■ RECORDS ■
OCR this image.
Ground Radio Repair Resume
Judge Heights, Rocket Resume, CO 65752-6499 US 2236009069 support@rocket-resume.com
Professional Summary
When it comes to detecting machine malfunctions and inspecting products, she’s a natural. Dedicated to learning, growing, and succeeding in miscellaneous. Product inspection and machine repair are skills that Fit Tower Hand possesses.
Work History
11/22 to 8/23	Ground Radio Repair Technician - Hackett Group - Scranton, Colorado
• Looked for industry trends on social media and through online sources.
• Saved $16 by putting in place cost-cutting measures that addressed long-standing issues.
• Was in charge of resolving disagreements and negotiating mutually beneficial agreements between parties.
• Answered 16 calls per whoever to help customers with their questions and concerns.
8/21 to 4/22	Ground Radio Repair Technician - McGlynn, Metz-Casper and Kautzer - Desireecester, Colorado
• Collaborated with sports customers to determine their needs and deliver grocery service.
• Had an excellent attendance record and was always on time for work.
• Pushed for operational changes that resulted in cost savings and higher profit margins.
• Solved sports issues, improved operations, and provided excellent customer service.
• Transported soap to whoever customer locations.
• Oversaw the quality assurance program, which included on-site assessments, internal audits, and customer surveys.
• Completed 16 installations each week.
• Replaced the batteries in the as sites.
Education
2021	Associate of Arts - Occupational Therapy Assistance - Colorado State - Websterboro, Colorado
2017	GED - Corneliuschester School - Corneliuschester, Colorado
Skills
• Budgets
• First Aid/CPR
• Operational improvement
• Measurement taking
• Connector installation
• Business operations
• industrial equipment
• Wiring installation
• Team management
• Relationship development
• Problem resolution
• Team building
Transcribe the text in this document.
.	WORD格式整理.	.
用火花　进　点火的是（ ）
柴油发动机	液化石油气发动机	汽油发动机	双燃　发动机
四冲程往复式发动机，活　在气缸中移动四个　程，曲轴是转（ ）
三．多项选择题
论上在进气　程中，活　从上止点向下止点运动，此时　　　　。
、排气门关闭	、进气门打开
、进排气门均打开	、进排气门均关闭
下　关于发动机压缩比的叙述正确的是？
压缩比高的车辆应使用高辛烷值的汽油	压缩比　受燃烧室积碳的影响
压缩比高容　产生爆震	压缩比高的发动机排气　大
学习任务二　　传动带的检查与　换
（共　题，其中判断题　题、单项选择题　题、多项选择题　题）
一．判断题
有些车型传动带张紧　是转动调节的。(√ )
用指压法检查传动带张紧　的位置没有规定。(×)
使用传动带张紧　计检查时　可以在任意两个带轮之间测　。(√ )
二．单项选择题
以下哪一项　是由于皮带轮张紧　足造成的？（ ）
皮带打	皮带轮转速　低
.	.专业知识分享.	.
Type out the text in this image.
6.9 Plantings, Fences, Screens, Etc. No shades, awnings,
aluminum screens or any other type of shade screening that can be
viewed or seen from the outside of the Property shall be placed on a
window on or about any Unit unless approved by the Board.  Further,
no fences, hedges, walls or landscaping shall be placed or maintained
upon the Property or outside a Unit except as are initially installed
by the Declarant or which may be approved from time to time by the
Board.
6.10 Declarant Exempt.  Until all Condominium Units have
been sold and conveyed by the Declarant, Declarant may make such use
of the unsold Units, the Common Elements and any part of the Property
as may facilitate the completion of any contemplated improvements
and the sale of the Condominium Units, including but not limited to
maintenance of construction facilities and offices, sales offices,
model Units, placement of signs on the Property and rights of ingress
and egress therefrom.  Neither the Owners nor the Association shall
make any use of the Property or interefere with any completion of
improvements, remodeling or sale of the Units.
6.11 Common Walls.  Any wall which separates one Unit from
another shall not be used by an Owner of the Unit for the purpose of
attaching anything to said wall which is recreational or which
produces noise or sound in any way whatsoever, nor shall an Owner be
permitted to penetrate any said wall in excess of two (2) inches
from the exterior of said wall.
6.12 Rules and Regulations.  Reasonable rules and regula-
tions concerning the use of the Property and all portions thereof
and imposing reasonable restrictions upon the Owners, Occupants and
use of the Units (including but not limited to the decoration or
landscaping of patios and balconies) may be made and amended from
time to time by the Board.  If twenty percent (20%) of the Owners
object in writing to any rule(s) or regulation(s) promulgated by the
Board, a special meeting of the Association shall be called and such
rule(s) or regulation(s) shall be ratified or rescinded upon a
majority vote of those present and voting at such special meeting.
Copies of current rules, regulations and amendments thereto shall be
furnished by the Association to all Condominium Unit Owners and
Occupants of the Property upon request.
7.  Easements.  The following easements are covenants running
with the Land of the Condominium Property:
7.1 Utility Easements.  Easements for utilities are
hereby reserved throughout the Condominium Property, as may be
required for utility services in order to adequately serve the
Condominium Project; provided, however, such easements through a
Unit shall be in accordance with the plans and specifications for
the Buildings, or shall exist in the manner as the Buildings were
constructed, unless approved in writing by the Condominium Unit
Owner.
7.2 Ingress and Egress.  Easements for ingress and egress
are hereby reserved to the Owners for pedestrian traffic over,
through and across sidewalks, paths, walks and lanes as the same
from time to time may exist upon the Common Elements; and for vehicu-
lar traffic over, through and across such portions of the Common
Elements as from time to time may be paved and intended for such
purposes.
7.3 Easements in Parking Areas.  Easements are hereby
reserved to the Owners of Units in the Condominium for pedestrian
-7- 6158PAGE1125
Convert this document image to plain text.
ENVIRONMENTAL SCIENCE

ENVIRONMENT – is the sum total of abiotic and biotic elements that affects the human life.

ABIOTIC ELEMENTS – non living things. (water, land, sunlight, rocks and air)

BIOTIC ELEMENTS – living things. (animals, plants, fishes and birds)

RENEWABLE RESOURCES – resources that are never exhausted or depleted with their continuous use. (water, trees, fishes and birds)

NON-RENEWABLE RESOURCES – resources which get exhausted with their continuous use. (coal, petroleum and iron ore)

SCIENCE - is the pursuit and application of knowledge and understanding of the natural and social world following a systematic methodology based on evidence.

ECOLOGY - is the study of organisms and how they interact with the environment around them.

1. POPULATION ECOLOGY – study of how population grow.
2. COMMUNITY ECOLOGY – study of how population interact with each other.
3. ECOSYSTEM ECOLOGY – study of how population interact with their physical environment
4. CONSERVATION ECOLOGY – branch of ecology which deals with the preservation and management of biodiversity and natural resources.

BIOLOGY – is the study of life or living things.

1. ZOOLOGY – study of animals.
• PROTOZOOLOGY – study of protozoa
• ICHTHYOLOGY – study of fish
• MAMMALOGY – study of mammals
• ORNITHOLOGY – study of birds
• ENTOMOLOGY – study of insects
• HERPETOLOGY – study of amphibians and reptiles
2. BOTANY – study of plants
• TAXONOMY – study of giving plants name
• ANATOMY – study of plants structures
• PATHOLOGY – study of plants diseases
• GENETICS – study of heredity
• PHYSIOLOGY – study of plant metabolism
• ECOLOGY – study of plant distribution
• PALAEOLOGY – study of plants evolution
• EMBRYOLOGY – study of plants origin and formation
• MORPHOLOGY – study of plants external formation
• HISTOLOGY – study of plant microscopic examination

■ PROBLEM TO SOLVE ■
Gather up every line in the data above that contains the word "pedestrian", copying each one.

■ PROBLEM SOLUTION ■
are hereby reserved to the Owners for pedestrian traffic over,
reserved to the Owners of Units in the Condominium for pedestrian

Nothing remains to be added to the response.